> [Request] Could you return every entry below word for word, with nothing changed?

> [Material provided]
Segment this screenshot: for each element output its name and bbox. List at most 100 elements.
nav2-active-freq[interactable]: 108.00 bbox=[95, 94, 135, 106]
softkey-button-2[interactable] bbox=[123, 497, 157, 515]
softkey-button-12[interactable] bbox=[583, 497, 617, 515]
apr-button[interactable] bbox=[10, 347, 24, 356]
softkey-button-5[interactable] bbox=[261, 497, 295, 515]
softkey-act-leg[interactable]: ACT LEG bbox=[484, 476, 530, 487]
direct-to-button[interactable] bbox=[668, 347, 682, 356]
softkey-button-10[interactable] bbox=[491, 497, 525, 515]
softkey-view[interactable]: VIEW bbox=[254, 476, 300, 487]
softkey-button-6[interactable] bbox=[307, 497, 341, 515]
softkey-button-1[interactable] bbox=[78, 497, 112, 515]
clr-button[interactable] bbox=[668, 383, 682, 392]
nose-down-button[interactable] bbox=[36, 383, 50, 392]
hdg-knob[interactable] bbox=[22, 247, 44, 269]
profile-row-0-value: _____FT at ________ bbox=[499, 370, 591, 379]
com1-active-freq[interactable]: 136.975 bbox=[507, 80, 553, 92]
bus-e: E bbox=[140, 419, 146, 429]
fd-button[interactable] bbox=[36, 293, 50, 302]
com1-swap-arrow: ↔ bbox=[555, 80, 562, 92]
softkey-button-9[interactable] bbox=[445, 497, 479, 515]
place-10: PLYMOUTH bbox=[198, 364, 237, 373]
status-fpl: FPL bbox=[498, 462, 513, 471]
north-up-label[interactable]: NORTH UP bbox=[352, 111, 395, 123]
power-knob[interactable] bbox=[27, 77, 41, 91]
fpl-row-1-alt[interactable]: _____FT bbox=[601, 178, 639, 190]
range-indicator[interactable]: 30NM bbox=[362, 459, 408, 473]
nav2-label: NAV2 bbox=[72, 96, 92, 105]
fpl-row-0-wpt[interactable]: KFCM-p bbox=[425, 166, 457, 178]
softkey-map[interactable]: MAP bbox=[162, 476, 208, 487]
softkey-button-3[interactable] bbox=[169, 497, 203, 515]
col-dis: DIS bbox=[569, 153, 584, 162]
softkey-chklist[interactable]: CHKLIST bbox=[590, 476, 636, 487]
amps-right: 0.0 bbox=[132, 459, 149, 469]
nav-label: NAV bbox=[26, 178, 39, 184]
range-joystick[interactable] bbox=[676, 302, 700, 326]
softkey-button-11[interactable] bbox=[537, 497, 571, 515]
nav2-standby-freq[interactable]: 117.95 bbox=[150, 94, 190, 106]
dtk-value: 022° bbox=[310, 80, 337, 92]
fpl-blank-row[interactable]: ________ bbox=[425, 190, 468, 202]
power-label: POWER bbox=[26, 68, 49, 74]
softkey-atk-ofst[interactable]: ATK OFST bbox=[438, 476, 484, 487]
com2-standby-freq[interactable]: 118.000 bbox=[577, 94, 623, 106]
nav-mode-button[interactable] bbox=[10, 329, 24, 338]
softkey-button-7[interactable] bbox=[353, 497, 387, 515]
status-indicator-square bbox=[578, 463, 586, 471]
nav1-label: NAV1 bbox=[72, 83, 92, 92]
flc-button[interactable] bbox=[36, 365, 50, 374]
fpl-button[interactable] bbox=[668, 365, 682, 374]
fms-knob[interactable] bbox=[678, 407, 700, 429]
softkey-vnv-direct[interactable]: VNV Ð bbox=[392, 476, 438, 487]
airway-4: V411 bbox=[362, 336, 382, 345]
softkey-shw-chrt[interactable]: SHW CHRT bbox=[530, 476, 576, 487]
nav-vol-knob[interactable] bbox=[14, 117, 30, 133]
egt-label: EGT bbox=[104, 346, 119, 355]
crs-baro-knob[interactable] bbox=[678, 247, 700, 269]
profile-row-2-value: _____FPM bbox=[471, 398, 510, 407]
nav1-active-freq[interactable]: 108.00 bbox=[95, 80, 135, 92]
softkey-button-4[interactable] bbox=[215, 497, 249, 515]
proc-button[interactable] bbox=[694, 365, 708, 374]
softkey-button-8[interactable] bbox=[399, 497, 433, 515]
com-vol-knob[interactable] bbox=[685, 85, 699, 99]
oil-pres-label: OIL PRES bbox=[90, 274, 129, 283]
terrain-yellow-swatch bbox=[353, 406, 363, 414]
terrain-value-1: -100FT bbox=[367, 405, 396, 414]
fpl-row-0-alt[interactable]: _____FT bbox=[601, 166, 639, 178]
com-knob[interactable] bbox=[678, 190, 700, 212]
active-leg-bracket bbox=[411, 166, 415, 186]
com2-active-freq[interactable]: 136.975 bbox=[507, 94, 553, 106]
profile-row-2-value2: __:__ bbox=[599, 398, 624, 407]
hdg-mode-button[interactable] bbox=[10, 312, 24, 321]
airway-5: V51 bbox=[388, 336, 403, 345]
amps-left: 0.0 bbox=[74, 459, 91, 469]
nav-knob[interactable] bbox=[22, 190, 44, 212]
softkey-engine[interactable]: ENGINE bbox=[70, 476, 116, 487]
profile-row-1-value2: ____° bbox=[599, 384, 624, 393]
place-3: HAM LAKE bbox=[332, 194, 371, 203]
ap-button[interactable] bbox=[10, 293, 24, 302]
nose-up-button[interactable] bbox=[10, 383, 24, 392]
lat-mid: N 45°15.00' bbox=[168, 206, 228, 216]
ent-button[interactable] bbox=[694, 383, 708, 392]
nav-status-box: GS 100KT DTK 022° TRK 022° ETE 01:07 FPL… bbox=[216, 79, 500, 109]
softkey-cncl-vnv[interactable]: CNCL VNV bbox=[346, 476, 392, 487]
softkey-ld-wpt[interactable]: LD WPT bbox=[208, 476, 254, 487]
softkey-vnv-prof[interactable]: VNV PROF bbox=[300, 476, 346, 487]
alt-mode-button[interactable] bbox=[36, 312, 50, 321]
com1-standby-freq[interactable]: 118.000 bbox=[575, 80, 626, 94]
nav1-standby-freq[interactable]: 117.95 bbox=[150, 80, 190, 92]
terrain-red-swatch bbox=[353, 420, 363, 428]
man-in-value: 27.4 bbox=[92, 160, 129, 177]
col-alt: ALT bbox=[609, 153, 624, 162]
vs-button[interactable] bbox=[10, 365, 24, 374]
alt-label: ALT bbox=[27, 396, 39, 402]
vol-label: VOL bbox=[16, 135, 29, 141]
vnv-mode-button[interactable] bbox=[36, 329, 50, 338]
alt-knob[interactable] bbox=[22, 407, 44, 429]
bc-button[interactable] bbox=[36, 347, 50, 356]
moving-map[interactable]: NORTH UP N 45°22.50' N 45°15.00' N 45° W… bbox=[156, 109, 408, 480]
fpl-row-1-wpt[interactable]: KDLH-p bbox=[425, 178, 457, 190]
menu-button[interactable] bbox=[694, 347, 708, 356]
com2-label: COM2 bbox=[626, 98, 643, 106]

> [Problem solution]
Segment this screenshot: for each element output its name and bbox. List at most 100 elements.
nav2-active-freq[interactable]: 108.00 bbox=[95, 94, 135, 106]
softkey-button-2[interactable] bbox=[123, 497, 157, 515]
softkey-button-12[interactable] bbox=[583, 497, 617, 515]
apr-button[interactable] bbox=[10, 347, 24, 356]
softkey-button-5[interactable] bbox=[261, 497, 295, 515]
softkey-act-leg[interactable]: ACT LEG bbox=[484, 476, 530, 487]
direct-to-button[interactable] bbox=[668, 347, 682, 356]
softkey-button-10[interactable] bbox=[491, 497, 525, 515]
softkey-view[interactable]: VIEW bbox=[254, 476, 300, 487]
softkey-button-6[interactable] bbox=[307, 497, 341, 515]
softkey-button-1[interactable] bbox=[78, 497, 112, 515]
clr-button[interactable] bbox=[668, 383, 682, 392]
nose-down-button[interactable] bbox=[36, 383, 50, 392]
hdg-knob[interactable] bbox=[22, 247, 44, 269]
profile-row-0-value: _____FT at ________ bbox=[499, 370, 591, 379]
com1-active-freq[interactable]: 136.975 bbox=[507, 80, 553, 92]
bus-e: E bbox=[140, 419, 146, 429]
fd-button[interactable] bbox=[36, 293, 50, 302]
com1-swap-arrow: ↔ bbox=[555, 80, 562, 92]
softkey-button-9[interactable] bbox=[445, 497, 479, 515]
place-10: PLYMOUTH bbox=[198, 364, 237, 373]
status-fpl: FPL bbox=[498, 462, 513, 471]
north-up-label[interactable]: NORTH UP bbox=[352, 111, 395, 123]
power-knob[interactable] bbox=[27, 77, 41, 91]
fpl-row-1-alt[interactable]: _____FT bbox=[601, 178, 639, 190]
range-indicator[interactable]: 30NM bbox=[362, 459, 408, 473]
nav2-label: NAV2 bbox=[72, 96, 92, 105]
fpl-row-0-wpt[interactable]: KFCM-p bbox=[425, 166, 457, 178]
softkey-map[interactable]: MAP bbox=[162, 476, 208, 487]
softkey-button-3[interactable] bbox=[169, 497, 203, 515]
col-dis: DIS bbox=[569, 153, 584, 162]
softkey-chklist[interactable]: CHKLIST bbox=[590, 476, 636, 487]
amps-right: 0.0 bbox=[132, 459, 149, 469]
nav-label: NAV bbox=[26, 178, 39, 184]
range-joystick[interactable] bbox=[676, 302, 700, 326]
softkey-button-11[interactable] bbox=[537, 497, 571, 515]
nav2-standby-freq[interactable]: 117.95 bbox=[150, 94, 190, 106]
dtk-value: 022° bbox=[310, 80, 337, 92]
fpl-blank-row[interactable]: ________ bbox=[425, 190, 468, 202]
power-label: POWER bbox=[26, 68, 49, 74]
softkey-atk-ofst[interactable]: ATK OFST bbox=[438, 476, 484, 487]
com2-standby-freq[interactable]: 118.000 bbox=[577, 94, 623, 106]
nav-mode-button[interactable] bbox=[10, 329, 24, 338]
softkey-button-7[interactable] bbox=[353, 497, 387, 515]
status-indicator-square bbox=[578, 463, 586, 471]
nav1-label: NAV1 bbox=[72, 83, 92, 92]
flc-button[interactable] bbox=[36, 365, 50, 374]
fpl-button[interactable] bbox=[668, 365, 682, 374]
fms-knob[interactable] bbox=[678, 407, 700, 429]
softkey-vnv-direct[interactable]: VNV Ð bbox=[392, 476, 438, 487]
airway-4: V411 bbox=[362, 336, 382, 345]
softkey-shw-chrt[interactable]: SHW CHRT bbox=[530, 476, 576, 487]
nav-vol-knob[interactable] bbox=[14, 117, 30, 133]
egt-label: EGT bbox=[104, 346, 119, 355]
crs-baro-knob[interactable] bbox=[678, 247, 700, 269]
profile-row-2-value: _____FPM bbox=[471, 398, 510, 407]
nav1-active-freq[interactable]: 108.00 bbox=[95, 80, 135, 92]
softkey-button-4[interactable] bbox=[215, 497, 249, 515]
proc-button[interactable] bbox=[694, 365, 708, 374]
softkey-button-8[interactable] bbox=[399, 497, 433, 515]
com-vol-knob[interactable] bbox=[685, 85, 699, 99]
oil-pres-label: OIL PRES bbox=[90, 274, 129, 283]
terrain-yellow-swatch bbox=[353, 406, 363, 414]
terrain-value-1: -100FT bbox=[367, 405, 396, 414]
fpl-row-0-alt[interactable]: _____FT bbox=[601, 166, 639, 178]
com-knob[interactable] bbox=[678, 190, 700, 212]
active-leg-bracket bbox=[411, 166, 415, 186]
com2-active-freq[interactable]: 136.975 bbox=[507, 94, 553, 106]
profile-row-2-value2: __:__ bbox=[599, 398, 624, 407]
hdg-mode-button[interactable] bbox=[10, 312, 24, 321]
airway-5: V51 bbox=[388, 336, 403, 345]
amps-left: 0.0 bbox=[74, 459, 91, 469]
nav-knob[interactable] bbox=[22, 190, 44, 212]
softkey-engine[interactable]: ENGINE bbox=[70, 476, 116, 487]
profile-row-1-value2: ____° bbox=[599, 384, 624, 393]
place-3: HAM LAKE bbox=[332, 194, 371, 203]
ap-button[interactable] bbox=[10, 293, 24, 302]
nose-up-button[interactable] bbox=[10, 383, 24, 392]
lat-mid: N 45°15.00' bbox=[168, 206, 228, 216]
ent-button[interactable] bbox=[694, 383, 708, 392]
nav-status-box: GS 100KT DTK 022° TRK 022° ETE 01:07 FPL… bbox=[216, 79, 500, 109]
softkey-cncl-vnv[interactable]: CNCL VNV bbox=[346, 476, 392, 487]
softkey-ld-wpt[interactable]: LD WPT bbox=[208, 476, 254, 487]
softkey-vnv-prof[interactable]: VNV PROF bbox=[300, 476, 346, 487]
alt-mode-button[interactable] bbox=[36, 312, 50, 321]
com1-standby-freq[interactable]: 118.000 bbox=[575, 80, 626, 94]
nav1-standby-freq[interactable]: 117.95 bbox=[150, 80, 190, 92]
terrain-red-swatch bbox=[353, 420, 363, 428]
man-in-value: 27.4 bbox=[92, 160, 129, 177]
col-alt: ALT bbox=[609, 153, 624, 162]
vs-button[interactable] bbox=[10, 365, 24, 374]
alt-label: ALT bbox=[27, 396, 39, 402]
vol-label: VOL bbox=[16, 135, 29, 141]
vnv-mode-button[interactable] bbox=[36, 329, 50, 338]
alt-knob[interactable] bbox=[22, 407, 44, 429]
bc-button[interactable] bbox=[36, 347, 50, 356]
moving-map[interactable]: NORTH UP N 45°22.50' N 45°15.00' N 45° W… bbox=[156, 109, 408, 480]
fpl-row-1-wpt[interactable]: KDLH-p bbox=[425, 178, 457, 190]
menu-button[interactable] bbox=[694, 347, 708, 356]
com2-label: COM2 bbox=[626, 98, 643, 106]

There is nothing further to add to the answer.